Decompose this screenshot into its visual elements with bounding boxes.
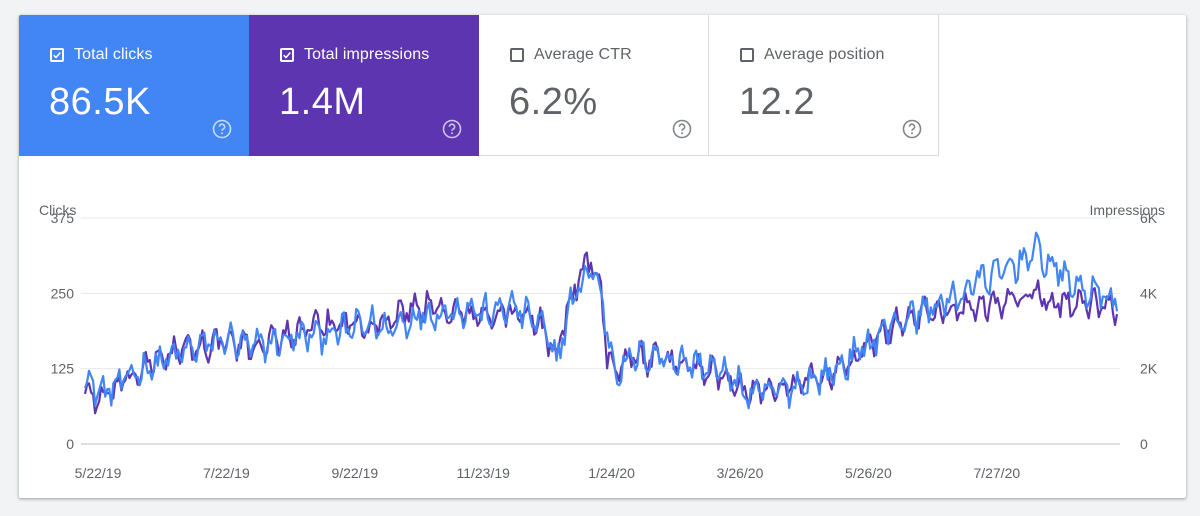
- y-right-tick-label: 0: [1140, 436, 1148, 452]
- clicks-series-line: [83, 231, 1119, 410]
- x-tick-label: 9/22/19: [331, 465, 378, 481]
- x-tick-label: 1/24/20: [588, 465, 635, 481]
- tile-value: 86.5K: [49, 81, 151, 123]
- tile-header: Average CTR: [510, 46, 632, 64]
- impressions-series-line: [83, 251, 1119, 415]
- metric-tiles: Total clicks 86.5K Total impressions 1.4…: [19, 15, 940, 156]
- help-icon[interactable]: [212, 119, 232, 139]
- x-tick-label: 3/26/20: [717, 465, 764, 481]
- y-right-tick-label: 4K: [1140, 285, 1158, 301]
- tile-value: 6.2%: [509, 81, 598, 123]
- performance-chart: Clicks Impressions 375 6K 250 4K 125 2K 0 0 5/22…: [19, 156, 1186, 498]
- tile-label: Average position: [764, 46, 885, 63]
- tile-total-clicks[interactable]: Total clicks 86.5K: [19, 15, 249, 156]
- y-right-tick-label: 6K: [1140, 210, 1158, 226]
- tile-header: Average position: [740, 46, 885, 64]
- help-icon[interactable]: [442, 119, 462, 139]
- tile-header: Total clicks: [50, 46, 153, 64]
- y-right-axis-title: Impressions: [1089, 202, 1165, 218]
- tile-average-ctr[interactable]: Average CTR 6.2%: [479, 15, 709, 156]
- y-left-tick-label: 250: [51, 285, 75, 301]
- performance-card: Total clicks 86.5K Total impressions 1.4…: [19, 15, 1186, 498]
- y-left-tick-label: 375: [51, 210, 75, 226]
- series-lines: [83, 231, 1119, 415]
- tile-value: 12.2: [739, 81, 815, 123]
- y-left-tick-label: 0: [66, 436, 74, 452]
- tile-label: Average CTR: [534, 46, 632, 63]
- help-icon[interactable]: [672, 119, 692, 139]
- tile-header: Total impressions: [280, 46, 429, 64]
- x-tick-label: 7/27/20: [973, 465, 1020, 481]
- help-icon[interactable]: [902, 119, 922, 139]
- x-tick-label: 7/22/19: [203, 465, 250, 481]
- y-left-tick-label: 125: [51, 361, 75, 377]
- tile-value: 1.4M: [279, 81, 366, 123]
- x-tick-label: 11/23/19: [456, 465, 510, 481]
- gridlines: [81, 217, 1120, 445]
- x-tick-label: 5/22/19: [75, 465, 122, 481]
- checkbox-checked-icon[interactable]: [280, 48, 294, 62]
- x-tick-label: 5/26/20: [845, 465, 892, 481]
- tile-total-impressions[interactable]: Total impressions 1.4M: [249, 15, 479, 156]
- tile-average-position[interactable]: Average position 12.2: [709, 15, 939, 156]
- checkbox-unchecked-icon[interactable]: [740, 48, 754, 62]
- checkbox-checked-icon[interactable]: [50, 48, 64, 62]
- y-left-axis-title: Clicks: [39, 202, 77, 218]
- tile-label: Total impressions: [304, 46, 430, 63]
- checkbox-unchecked-icon[interactable]: [510, 48, 524, 62]
- tile-label: Total clicks: [74, 46, 153, 63]
- y-right-tick-label: 2K: [1140, 361, 1158, 377]
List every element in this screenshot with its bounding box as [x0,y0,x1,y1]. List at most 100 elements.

◆ Given instruction ◆
Pick out each line above that contains the string "checkbox" and copy it in full. Case counts.

◆ Task result ◆
- checkbox-checked-icon[interactable]: [280, 48, 294, 62]
- checkbox-unchecked-icon[interactable]: [740, 48, 754, 62]
- checkbox-checked-icon[interactable]: [50, 48, 64, 62]
- checkbox-unchecked-icon[interactable]: [510, 48, 524, 62]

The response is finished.